▶ [Exercise requirements] Give the count of lines that include the string "Coffee". Add nothing to it.

Records from a data collection:
++++++++++++++++++++
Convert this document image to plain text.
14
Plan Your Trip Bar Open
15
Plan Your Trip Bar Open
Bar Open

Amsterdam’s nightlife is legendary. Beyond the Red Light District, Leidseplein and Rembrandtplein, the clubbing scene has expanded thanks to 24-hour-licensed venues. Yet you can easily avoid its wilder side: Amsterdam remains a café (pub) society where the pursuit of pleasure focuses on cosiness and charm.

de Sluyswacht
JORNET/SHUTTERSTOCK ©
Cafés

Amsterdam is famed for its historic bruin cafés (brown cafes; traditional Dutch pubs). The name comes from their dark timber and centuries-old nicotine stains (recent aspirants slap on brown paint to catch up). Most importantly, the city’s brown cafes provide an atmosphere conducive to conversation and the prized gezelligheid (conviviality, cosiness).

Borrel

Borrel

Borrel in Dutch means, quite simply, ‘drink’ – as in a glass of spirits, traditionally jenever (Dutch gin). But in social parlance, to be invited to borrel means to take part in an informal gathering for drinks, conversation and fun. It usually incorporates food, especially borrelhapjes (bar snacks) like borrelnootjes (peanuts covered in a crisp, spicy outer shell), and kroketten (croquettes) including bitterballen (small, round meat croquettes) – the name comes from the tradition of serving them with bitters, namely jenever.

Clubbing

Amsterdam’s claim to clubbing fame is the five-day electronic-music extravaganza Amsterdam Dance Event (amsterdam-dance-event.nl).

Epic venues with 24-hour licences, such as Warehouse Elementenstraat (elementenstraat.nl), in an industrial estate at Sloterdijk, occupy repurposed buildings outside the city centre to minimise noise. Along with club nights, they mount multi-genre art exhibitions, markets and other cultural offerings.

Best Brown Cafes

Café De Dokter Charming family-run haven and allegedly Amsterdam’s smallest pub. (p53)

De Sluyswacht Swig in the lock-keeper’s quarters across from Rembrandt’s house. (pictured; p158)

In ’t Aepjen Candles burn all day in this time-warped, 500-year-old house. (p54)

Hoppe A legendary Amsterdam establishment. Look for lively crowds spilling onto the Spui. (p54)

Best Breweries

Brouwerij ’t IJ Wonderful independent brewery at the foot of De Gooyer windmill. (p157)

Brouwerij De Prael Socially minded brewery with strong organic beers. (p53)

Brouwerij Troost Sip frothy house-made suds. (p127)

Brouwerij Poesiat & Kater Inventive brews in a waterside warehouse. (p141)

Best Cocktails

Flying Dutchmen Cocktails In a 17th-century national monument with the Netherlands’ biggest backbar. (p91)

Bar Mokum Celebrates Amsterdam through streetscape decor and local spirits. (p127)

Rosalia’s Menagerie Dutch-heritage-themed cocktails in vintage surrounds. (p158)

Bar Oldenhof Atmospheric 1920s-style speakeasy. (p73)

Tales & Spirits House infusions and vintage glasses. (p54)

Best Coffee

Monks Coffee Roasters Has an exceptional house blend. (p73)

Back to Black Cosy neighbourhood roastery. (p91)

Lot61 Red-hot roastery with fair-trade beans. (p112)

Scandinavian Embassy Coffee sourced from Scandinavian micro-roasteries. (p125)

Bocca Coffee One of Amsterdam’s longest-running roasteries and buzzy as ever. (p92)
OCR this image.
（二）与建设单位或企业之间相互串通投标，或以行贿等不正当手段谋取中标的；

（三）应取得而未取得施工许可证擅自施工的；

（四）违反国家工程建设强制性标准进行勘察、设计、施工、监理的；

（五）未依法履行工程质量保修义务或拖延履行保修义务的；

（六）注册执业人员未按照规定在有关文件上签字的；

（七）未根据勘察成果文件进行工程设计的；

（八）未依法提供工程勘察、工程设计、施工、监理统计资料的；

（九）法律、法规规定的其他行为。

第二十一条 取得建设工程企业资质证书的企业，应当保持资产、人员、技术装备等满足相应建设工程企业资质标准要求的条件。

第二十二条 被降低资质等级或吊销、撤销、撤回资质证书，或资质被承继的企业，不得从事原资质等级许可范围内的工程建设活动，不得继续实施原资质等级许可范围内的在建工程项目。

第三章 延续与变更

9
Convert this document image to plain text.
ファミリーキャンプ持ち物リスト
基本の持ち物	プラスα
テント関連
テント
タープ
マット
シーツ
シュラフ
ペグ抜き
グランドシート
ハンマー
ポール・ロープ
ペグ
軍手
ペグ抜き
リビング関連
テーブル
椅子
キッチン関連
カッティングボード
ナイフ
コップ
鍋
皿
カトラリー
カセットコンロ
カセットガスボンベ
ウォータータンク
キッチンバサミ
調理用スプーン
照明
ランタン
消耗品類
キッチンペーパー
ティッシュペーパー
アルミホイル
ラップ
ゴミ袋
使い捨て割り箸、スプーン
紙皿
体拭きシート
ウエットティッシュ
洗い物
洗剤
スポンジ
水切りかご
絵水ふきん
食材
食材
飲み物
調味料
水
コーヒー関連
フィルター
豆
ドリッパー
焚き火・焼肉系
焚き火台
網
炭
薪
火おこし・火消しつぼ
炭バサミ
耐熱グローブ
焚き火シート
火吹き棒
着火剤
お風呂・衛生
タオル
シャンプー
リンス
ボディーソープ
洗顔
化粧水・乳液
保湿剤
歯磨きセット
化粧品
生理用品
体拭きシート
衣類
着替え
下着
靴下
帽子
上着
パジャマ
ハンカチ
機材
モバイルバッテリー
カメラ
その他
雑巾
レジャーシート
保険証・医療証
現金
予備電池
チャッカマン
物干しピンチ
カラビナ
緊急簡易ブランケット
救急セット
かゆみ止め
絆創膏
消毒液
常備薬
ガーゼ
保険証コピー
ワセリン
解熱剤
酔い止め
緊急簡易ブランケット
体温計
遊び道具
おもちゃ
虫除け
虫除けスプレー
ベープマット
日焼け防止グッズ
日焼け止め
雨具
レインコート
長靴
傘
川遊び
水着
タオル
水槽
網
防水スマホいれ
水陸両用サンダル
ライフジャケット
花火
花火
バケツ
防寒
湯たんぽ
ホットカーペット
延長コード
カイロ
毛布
++++++++++++++++++++
▶ [Answer to this task] 4